## Excerpt from a dataset

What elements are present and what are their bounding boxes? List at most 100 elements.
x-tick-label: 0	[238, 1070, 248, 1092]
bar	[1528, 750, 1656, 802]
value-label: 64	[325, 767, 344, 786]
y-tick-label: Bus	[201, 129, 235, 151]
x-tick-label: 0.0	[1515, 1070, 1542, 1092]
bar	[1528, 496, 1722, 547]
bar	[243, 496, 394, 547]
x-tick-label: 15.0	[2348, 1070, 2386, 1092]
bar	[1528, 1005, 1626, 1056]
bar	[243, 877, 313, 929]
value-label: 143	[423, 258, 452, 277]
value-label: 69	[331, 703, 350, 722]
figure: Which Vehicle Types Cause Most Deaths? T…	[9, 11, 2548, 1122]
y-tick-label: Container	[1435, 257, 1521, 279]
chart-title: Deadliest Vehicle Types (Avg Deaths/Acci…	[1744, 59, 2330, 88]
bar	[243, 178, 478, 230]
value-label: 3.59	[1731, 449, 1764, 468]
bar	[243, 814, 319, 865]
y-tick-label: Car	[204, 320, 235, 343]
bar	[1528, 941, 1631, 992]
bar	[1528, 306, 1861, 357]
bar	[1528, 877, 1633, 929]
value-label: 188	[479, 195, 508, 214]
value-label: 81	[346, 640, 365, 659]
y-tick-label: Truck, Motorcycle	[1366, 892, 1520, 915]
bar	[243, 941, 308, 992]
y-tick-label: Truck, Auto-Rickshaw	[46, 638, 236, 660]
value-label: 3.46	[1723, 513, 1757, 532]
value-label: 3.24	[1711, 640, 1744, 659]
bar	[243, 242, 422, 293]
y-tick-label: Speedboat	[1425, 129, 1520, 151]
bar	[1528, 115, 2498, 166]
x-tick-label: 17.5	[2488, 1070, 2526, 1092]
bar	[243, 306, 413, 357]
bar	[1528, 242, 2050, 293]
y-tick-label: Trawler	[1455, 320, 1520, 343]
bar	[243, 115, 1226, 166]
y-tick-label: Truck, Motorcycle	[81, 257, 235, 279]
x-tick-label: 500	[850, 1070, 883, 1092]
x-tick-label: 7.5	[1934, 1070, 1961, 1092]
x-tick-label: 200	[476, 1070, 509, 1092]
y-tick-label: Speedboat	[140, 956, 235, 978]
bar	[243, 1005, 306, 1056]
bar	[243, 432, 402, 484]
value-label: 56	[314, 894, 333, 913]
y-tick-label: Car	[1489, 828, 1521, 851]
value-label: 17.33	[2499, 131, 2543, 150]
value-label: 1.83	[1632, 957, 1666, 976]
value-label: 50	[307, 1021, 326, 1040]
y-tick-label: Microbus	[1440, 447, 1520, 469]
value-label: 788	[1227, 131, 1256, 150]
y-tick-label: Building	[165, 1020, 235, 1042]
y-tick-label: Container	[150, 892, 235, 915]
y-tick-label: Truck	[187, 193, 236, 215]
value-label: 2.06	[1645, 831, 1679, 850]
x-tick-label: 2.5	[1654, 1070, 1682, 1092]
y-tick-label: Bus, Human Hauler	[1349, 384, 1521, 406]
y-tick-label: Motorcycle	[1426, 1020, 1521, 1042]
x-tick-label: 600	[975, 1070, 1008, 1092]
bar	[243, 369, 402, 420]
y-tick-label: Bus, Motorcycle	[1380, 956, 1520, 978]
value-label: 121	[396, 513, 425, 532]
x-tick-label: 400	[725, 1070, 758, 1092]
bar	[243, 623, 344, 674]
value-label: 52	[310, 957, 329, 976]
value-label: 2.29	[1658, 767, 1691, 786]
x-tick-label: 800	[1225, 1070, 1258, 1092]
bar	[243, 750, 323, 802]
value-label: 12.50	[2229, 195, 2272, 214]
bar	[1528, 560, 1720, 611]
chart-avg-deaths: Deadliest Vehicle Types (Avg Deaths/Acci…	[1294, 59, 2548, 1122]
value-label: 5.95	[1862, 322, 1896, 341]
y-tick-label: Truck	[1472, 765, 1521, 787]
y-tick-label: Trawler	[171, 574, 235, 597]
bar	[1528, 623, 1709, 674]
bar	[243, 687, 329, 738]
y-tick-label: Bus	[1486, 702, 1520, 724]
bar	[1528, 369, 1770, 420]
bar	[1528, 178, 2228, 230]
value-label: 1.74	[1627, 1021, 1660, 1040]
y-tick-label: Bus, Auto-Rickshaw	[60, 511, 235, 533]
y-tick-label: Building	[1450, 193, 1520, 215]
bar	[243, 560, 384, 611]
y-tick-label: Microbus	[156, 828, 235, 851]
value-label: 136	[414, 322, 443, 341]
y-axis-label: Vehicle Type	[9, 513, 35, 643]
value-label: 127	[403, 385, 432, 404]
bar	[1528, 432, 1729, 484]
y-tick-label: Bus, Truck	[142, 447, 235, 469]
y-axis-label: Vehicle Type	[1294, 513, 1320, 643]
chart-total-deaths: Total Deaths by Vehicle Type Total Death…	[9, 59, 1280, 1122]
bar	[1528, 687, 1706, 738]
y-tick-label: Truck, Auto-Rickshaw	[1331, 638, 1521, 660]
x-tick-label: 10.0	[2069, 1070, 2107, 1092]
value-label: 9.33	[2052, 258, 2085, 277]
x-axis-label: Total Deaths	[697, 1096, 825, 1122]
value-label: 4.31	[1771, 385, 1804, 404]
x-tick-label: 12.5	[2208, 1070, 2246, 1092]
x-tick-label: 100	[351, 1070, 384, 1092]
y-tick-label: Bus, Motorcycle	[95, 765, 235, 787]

## JOB
Rewrite the records above, swapping every "Speedboat" for "Ferry" and leaving everything else unchanged.

## COMPLETED EXERCISE
What elements are present and what are their bounding boxes? List at most 100 elements.
x-tick-label: 0	[238, 1070, 248, 1092]
bar	[1528, 750, 1656, 802]
value-label: 64	[325, 767, 344, 786]
y-tick-label: Bus	[201, 129, 235, 151]
x-tick-label: 0.0	[1515, 1070, 1542, 1092]
bar	[1528, 496, 1722, 547]
bar	[243, 496, 394, 547]
x-tick-label: 15.0	[2348, 1070, 2386, 1092]
bar	[1528, 1005, 1626, 1056]
bar	[243, 877, 313, 929]
value-label: 143	[423, 258, 452, 277]
value-label: 69	[331, 703, 350, 722]
figure: Which Vehicle Types Cause Most Deaths? T…	[9, 11, 2548, 1122]
y-tick-label: Container	[1435, 257, 1521, 279]
chart-title: Deadliest Vehicle Types (Avg Deaths/Acci…	[1744, 59, 2330, 88]
bar	[243, 178, 478, 230]
value-label: 3.59	[1731, 449, 1764, 468]
bar	[243, 814, 319, 865]
y-tick-label: Car	[204, 320, 235, 343]
bar	[1528, 941, 1631, 992]
bar	[1528, 306, 1861, 357]
bar	[1528, 877, 1633, 929]
value-label: 188	[479, 195, 508, 214]
value-label: 81	[346, 640, 365, 659]
y-tick-label: Truck, Motorcycle	[1366, 892, 1520, 915]
bar	[243, 941, 308, 992]
y-tick-label: Truck, Auto-Rickshaw	[46, 638, 236, 660]
value-label: 3.46	[1723, 513, 1757, 532]
value-label: 3.24	[1711, 640, 1744, 659]
bar	[243, 242, 422, 293]
y-tick-label: Ferry	[1425, 129, 1520, 151]
bar	[1528, 115, 2498, 166]
x-tick-label: 17.5	[2488, 1070, 2526, 1092]
bar	[243, 306, 413, 357]
bar	[1528, 242, 2050, 293]
y-tick-label: Trawler	[1455, 320, 1520, 343]
bar	[243, 115, 1226, 166]
y-tick-label: Truck, Motorcycle	[81, 257, 235, 279]
x-tick-label: 500	[850, 1070, 883, 1092]
x-tick-label: 7.5	[1934, 1070, 1961, 1092]
x-tick-label: 200	[476, 1070, 509, 1092]
y-tick-label: Ferry	[140, 956, 235, 978]
bar	[243, 1005, 306, 1056]
bar	[243, 432, 402, 484]
value-label: 56	[314, 894, 333, 913]
y-tick-label: Car	[1489, 828, 1521, 851]
value-label: 17.33	[2499, 131, 2543, 150]
value-label: 1.83	[1632, 957, 1666, 976]
value-label: 50	[307, 1021, 326, 1040]
y-tick-label: Microbus	[1440, 447, 1520, 469]
value-label: 788	[1227, 131, 1256, 150]
y-tick-label: Building	[165, 1020, 235, 1042]
y-tick-label: Container	[150, 892, 235, 915]
y-tick-label: Truck	[187, 193, 236, 215]
value-label: 2.06	[1645, 831, 1679, 850]
x-tick-label: 2.5	[1654, 1070, 1682, 1092]
y-tick-label: Bus, Human Hauler	[1349, 384, 1521, 406]
y-tick-label: Motorcycle	[1426, 1020, 1521, 1042]
x-tick-label: 600	[975, 1070, 1008, 1092]
bar	[243, 369, 402, 420]
y-tick-label: Bus, Motorcycle	[1380, 956, 1520, 978]
value-label: 121	[396, 513, 425, 532]
x-tick-label: 400	[725, 1070, 758, 1092]
bar	[243, 623, 344, 674]
value-label: 52	[310, 957, 329, 976]
value-label: 2.29	[1658, 767, 1691, 786]
x-tick-label: 800	[1225, 1070, 1258, 1092]
bar	[243, 750, 323, 802]
value-label: 12.50	[2229, 195, 2272, 214]
bar	[1528, 560, 1720, 611]
chart-avg-deaths: Deadliest Vehicle Types (Avg Deaths/Acci…	[1294, 59, 2548, 1122]
value-label: 5.95	[1862, 322, 1896, 341]
y-tick-label: Truck	[1472, 765, 1521, 787]
y-tick-label: Trawler	[171, 574, 235, 597]
bar	[1528, 623, 1709, 674]
bar	[243, 687, 329, 738]
y-tick-label: Bus	[1486, 702, 1520, 724]
bar	[1528, 369, 1770, 420]
bar	[1528, 178, 2228, 230]
value-label: 1.74	[1627, 1021, 1660, 1040]
y-tick-label: Bus, Auto-Rickshaw	[60, 511, 235, 533]
y-tick-label: Building	[1450, 193, 1520, 215]
bar	[243, 560, 384, 611]
y-tick-label: Microbus	[156, 828, 235, 851]
value-label: 136	[414, 322, 443, 341]
y-axis-label: Vehicle Type	[9, 513, 35, 643]
value-label: 127	[403, 385, 432, 404]
bar	[1528, 432, 1729, 484]
y-tick-label: Bus, Truck	[142, 447, 235, 469]
y-axis-label: Vehicle Type	[1294, 513, 1320, 643]
chart-total-deaths: Total Deaths by Vehicle Type Total Death…	[9, 59, 1280, 1122]
bar	[1528, 687, 1706, 738]
y-tick-label: Truck, Auto-Rickshaw	[1331, 638, 1521, 660]
x-tick-label: 10.0	[2069, 1070, 2107, 1092]
value-label: 9.33	[2052, 258, 2085, 277]
x-axis-label: Total Deaths	[697, 1096, 825, 1122]
value-label: 4.31	[1771, 385, 1804, 404]
x-tick-label: 12.5	[2208, 1070, 2246, 1092]
x-tick-label: 100	[351, 1070, 384, 1092]
y-tick-label: Bus, Motorcycle	[95, 765, 235, 787]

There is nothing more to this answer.